- Set task
Filter the lines below and copy out each one that contains the string "即可上传". Case counts.

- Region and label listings
+ + + + + + +

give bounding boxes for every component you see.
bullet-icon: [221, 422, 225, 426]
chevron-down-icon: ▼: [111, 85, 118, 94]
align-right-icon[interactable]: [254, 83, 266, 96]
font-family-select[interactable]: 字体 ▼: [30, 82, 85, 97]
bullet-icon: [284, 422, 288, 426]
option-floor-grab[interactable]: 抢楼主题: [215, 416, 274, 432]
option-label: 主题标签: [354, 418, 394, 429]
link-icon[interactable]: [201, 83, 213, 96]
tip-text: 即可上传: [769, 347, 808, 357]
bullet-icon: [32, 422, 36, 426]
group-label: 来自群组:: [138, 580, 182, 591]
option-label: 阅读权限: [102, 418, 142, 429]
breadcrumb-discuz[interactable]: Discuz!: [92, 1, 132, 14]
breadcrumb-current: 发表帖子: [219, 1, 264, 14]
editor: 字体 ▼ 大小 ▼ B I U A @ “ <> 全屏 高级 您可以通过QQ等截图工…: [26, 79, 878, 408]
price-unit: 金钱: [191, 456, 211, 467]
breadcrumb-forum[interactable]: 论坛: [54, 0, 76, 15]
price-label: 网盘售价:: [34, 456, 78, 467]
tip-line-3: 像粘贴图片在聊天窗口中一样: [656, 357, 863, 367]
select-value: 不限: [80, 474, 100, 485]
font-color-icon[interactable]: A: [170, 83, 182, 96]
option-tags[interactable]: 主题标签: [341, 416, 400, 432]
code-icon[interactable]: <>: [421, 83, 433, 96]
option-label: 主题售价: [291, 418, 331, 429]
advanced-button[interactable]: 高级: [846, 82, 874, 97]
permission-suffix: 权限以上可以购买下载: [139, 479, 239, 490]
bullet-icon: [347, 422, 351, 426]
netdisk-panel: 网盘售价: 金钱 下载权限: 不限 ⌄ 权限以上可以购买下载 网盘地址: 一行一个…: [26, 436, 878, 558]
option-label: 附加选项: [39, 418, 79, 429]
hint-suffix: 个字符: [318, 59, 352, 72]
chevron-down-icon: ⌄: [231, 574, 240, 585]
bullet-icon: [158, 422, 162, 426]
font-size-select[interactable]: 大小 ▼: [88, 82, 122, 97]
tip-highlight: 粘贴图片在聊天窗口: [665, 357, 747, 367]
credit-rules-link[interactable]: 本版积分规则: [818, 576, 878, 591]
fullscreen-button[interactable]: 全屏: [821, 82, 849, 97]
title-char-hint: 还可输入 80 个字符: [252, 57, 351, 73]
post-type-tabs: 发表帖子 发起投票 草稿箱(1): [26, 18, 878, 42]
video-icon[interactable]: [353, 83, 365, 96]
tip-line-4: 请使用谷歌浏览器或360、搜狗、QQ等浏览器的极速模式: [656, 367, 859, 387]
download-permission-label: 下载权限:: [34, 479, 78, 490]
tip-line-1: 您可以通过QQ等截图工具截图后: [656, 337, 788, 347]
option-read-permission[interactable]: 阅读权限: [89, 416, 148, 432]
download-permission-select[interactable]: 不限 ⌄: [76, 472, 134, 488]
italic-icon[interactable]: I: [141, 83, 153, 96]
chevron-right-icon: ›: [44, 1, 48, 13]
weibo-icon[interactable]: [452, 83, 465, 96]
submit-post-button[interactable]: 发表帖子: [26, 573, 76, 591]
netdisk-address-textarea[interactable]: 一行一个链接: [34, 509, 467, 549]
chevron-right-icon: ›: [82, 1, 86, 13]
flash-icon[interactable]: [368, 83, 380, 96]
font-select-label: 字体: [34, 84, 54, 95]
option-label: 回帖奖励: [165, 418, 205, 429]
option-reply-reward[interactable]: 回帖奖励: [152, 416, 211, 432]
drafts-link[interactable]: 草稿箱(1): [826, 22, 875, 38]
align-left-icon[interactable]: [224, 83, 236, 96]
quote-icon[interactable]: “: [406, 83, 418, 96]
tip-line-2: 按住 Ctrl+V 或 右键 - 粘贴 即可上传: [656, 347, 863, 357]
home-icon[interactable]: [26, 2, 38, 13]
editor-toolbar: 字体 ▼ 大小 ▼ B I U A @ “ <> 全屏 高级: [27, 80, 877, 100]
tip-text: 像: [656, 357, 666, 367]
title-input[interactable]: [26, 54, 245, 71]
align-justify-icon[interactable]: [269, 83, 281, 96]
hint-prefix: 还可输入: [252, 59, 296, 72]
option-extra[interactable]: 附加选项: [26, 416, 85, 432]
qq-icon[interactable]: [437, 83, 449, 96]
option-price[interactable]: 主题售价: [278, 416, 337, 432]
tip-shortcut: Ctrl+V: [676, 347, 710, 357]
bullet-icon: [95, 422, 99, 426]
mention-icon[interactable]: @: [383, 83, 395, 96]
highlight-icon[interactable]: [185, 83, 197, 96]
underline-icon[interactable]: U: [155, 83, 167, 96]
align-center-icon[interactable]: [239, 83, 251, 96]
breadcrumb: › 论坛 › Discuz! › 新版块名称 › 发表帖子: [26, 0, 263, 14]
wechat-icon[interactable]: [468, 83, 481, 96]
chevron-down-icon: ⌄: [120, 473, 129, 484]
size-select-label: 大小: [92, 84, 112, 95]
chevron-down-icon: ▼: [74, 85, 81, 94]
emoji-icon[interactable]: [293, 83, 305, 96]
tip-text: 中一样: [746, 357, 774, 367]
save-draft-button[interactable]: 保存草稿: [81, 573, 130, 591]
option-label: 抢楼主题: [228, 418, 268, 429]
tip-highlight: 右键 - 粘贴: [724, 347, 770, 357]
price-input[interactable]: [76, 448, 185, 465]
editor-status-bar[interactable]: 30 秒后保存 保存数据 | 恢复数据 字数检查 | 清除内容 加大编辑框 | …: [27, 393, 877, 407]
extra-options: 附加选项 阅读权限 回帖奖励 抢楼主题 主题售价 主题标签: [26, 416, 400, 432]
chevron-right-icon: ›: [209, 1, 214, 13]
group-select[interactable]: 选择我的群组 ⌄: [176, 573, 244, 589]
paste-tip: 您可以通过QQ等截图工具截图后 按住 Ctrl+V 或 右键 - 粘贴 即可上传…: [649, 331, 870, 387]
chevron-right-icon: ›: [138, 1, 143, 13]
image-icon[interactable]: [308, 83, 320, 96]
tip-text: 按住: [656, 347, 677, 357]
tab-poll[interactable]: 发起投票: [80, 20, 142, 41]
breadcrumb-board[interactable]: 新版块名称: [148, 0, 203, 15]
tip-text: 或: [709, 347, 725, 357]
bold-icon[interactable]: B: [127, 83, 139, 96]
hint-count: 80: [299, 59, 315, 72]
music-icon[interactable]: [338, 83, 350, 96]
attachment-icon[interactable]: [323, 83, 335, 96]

+ + + + + + +

- Finished task
tip-text: 即可上传: [769, 347, 808, 357]
tip-line-2: 按住 Ctrl+V 或 右键 - 粘贴 即可上传: [656, 347, 863, 357]
paste-tip: 您可以通过QQ等截图工具截图后 按住 Ctrl+V 或 右键 - 粘贴 即可上传…: [649, 331, 870, 387]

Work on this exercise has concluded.